Data excerpts:
■ ■ ■ ■

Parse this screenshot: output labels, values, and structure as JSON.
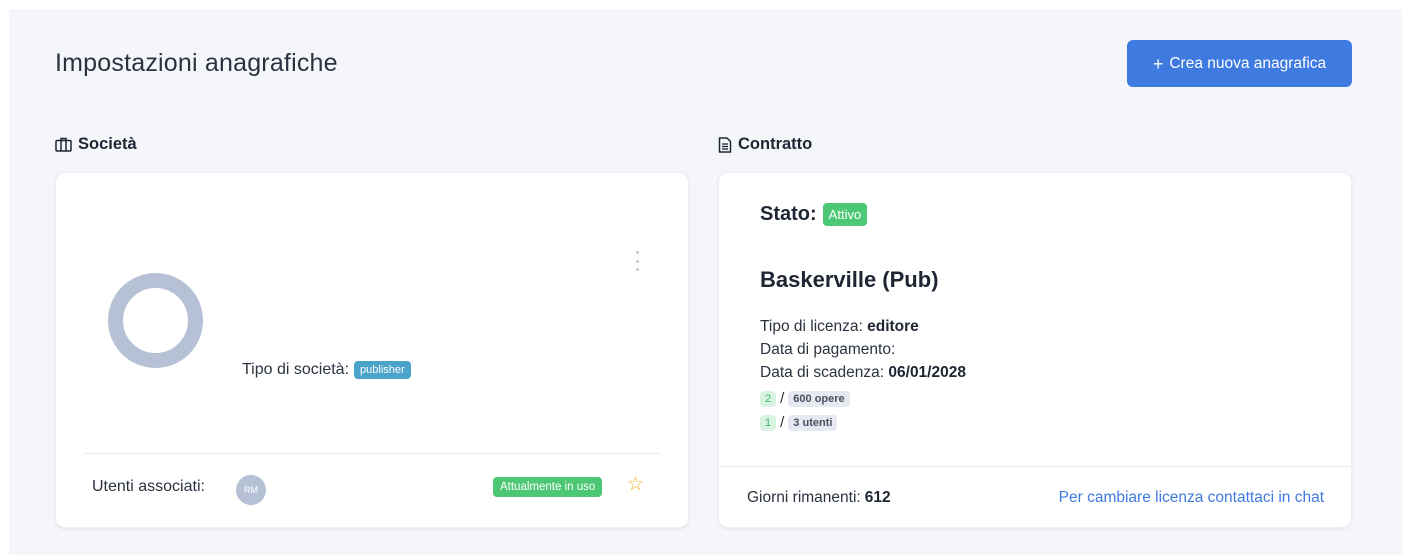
{
  "header": {
    "title": "Impostazioni anagrafiche",
    "create_button_label": "Crea nuova anagrafica"
  },
  "societa": {
    "section_title": "Società",
    "tipo_label": "Tipo di società:",
    "tipo_value": "publisher",
    "utenti_label": "Utenti associati:",
    "avatar_initials": "RM",
    "in_use_badge": "Attualmente in uso"
  },
  "contratto": {
    "section_title": "Contratto",
    "stato_label": "Stato:",
    "stato_value": "Attivo",
    "name": "Baskerville (Pub)",
    "licenza_label": "Tipo di licenza:",
    "licenza_value": "editore",
    "pagamento_label": "Data di pagamento:",
    "scadenza_label": "Data di scadenza:",
    "scadenza_value": "06/01/2028",
    "quotas": [
      {
        "used": "2",
        "total": "600 opere"
      },
      {
        "used": "1",
        "total": "3 utenti"
      }
    ],
    "giorni_label": "Giorni rimanenti:",
    "giorni_value": "612",
    "contact_link": "Per cambiare licenza contattaci in chat"
  },
  "colors": {
    "accent": "#3f7ae0",
    "success": "#4cc774",
    "info": "#4aa3c9",
    "star": "#f0b429"
  },
  "icons": [
    "plus-icon",
    "briefcase-icon",
    "document-icon",
    "kebab-menu-icon",
    "star-icon"
  ]
}
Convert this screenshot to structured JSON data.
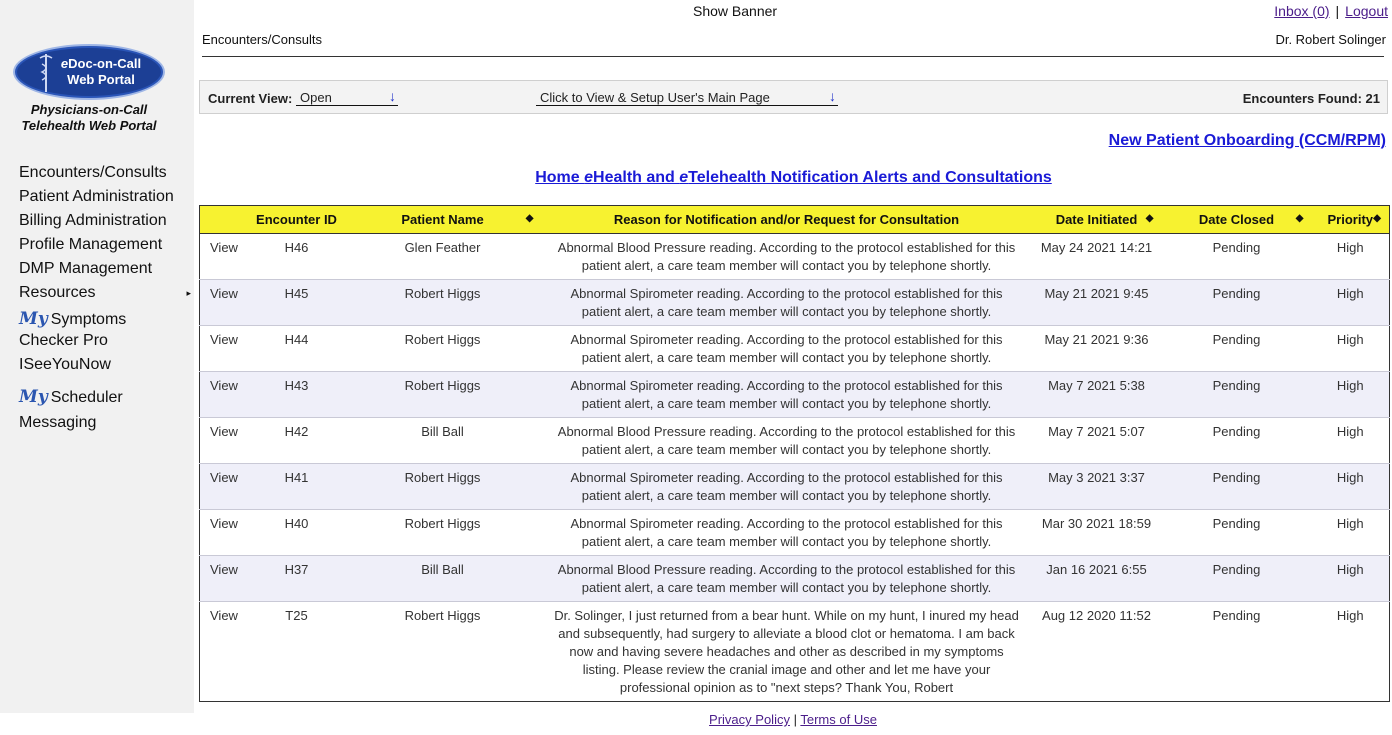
{
  "header": {
    "banner": "Show Banner",
    "inbox": "Inbox (0)",
    "separator": "|",
    "logout": "Logout",
    "breadcrumb": "Encounters/Consults",
    "user": "Dr. Robert Solinger"
  },
  "logo": {
    "prefix": "e",
    "line1_rest": "Doc-on-Call",
    "line2": "Web Portal",
    "sub1": "Physicians-on-Call",
    "sub2": "Telehealth Web Portal"
  },
  "sidebar": {
    "items": [
      {
        "label": "Encounters/Consults"
      },
      {
        "label": "Patient Administration"
      },
      {
        "label": "Billing Administration"
      },
      {
        "label": "Profile Management"
      },
      {
        "label": "DMP Management"
      },
      {
        "label": "Resources",
        "caret": "▸"
      },
      {
        "my": "My",
        "label": "Symptoms"
      },
      {
        "label": "Checker Pro"
      },
      {
        "label": "ISeeYouNow"
      },
      {
        "my": "My",
        "label": "Scheduler"
      },
      {
        "label": "Messaging"
      }
    ]
  },
  "toolbar": {
    "current_view_label": "Current View:",
    "current_view_value": "Open",
    "main_page_select": "Click to View & Setup User's Main Page",
    "arrow": "↓",
    "found_label": "Encounters Found:",
    "found_count": "21"
  },
  "onboarding_link": "New Patient Onboarding (CCM/RPM)",
  "table_title": {
    "part1": "Home ",
    "e1": "e",
    "part2": "Health and ",
    "e2": "e",
    "part3": "Telehealth Notification Alerts and Consultations"
  },
  "table": {
    "sort_icon": "◆",
    "columns": [
      {
        "label": ""
      },
      {
        "label": "Encounter ID"
      },
      {
        "label": "Patient Name"
      },
      {
        "label": "Reason for Notification and/or Request for Consultation"
      },
      {
        "label": "Date Initiated"
      },
      {
        "label": "Date Closed"
      },
      {
        "label": "Priority"
      }
    ],
    "rows": [
      {
        "view": "View",
        "id": "H46",
        "patient": "Glen Feather",
        "reason": "Abnormal Blood Pressure reading. According to the protocol established for this patient alert, a care team member will contact you by telephone shortly.",
        "initiated": "May 24 2021 14:21",
        "closed": "Pending",
        "priority": "High"
      },
      {
        "view": "View",
        "id": "H45",
        "patient": "Robert Higgs",
        "reason": "Abnormal Spirometer reading. According to the protocol established for this patient alert, a care team member will contact you by telephone shortly.",
        "initiated": "May 21 2021 9:45",
        "closed": "Pending",
        "priority": "High"
      },
      {
        "view": "View",
        "id": "H44",
        "patient": "Robert Higgs",
        "reason": "Abnormal Spirometer reading. According to the protocol established for this patient alert, a care team member will contact you by telephone shortly.",
        "initiated": "May 21 2021 9:36",
        "closed": "Pending",
        "priority": "High"
      },
      {
        "view": "View",
        "id": "H43",
        "patient": "Robert Higgs",
        "reason": "Abnormal Spirometer reading. According to the protocol established for this patient alert, a care team member will contact you by telephone shortly.",
        "initiated": "May 7 2021 5:38",
        "closed": "Pending",
        "priority": "High"
      },
      {
        "view": "View",
        "id": "H42",
        "patient": "Bill Ball",
        "reason": "Abnormal Blood Pressure reading. According to the protocol established for this patient alert, a care team member will contact you by telephone shortly.",
        "initiated": "May 7 2021 5:07",
        "closed": "Pending",
        "priority": "High"
      },
      {
        "view": "View",
        "id": "H41",
        "patient": "Robert Higgs",
        "reason": "Abnormal Spirometer reading. According to the protocol established for this patient alert, a care team member will contact you by telephone shortly.",
        "initiated": "May 3 2021 3:37",
        "closed": "Pending",
        "priority": "High"
      },
      {
        "view": "View",
        "id": "H40",
        "patient": "Robert Higgs",
        "reason": "Abnormal Spirometer reading. According to the protocol established for this patient alert, a care team member will contact you by telephone shortly.",
        "initiated": "Mar 30 2021 18:59",
        "closed": "Pending",
        "priority": "High"
      },
      {
        "view": "View",
        "id": "H37",
        "patient": "Bill Ball",
        "reason": "Abnormal Blood Pressure reading. According to the protocol established for this patient alert, a care team member will contact you by telephone shortly.",
        "initiated": "Jan 16 2021 6:55",
        "closed": "Pending",
        "priority": "High"
      },
      {
        "view": "View",
        "id": "T25",
        "patient": "Robert Higgs",
        "reason": "Dr. Solinger, I just returned from a bear hunt. While on my hunt, I inured my head and subsequently, had surgery to alleviate a blood clot or hematoma. I am back now and having severe headaches and other as described in my symptoms listing. Please review the cranial image and other and let me have your professional opinion as to \"next steps? Thank You, Robert",
        "initiated": "Aug 12 2020 11:52",
        "closed": "Pending",
        "priority": "High"
      }
    ]
  },
  "footer": {
    "privacy": "Privacy Policy",
    "separator": "|",
    "terms": "Terms of Use"
  },
  "colors": {
    "header_bg": "#f7f230",
    "link": "#1a1ad6",
    "status": "#e02020",
    "logo_bg": "#1c3f95"
  }
}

■ ■ ■ ■

REQUIREMENT: Reply with one number: the count of lines in the entries that include the word "Consults".

WRITTEN RESPONSE: 2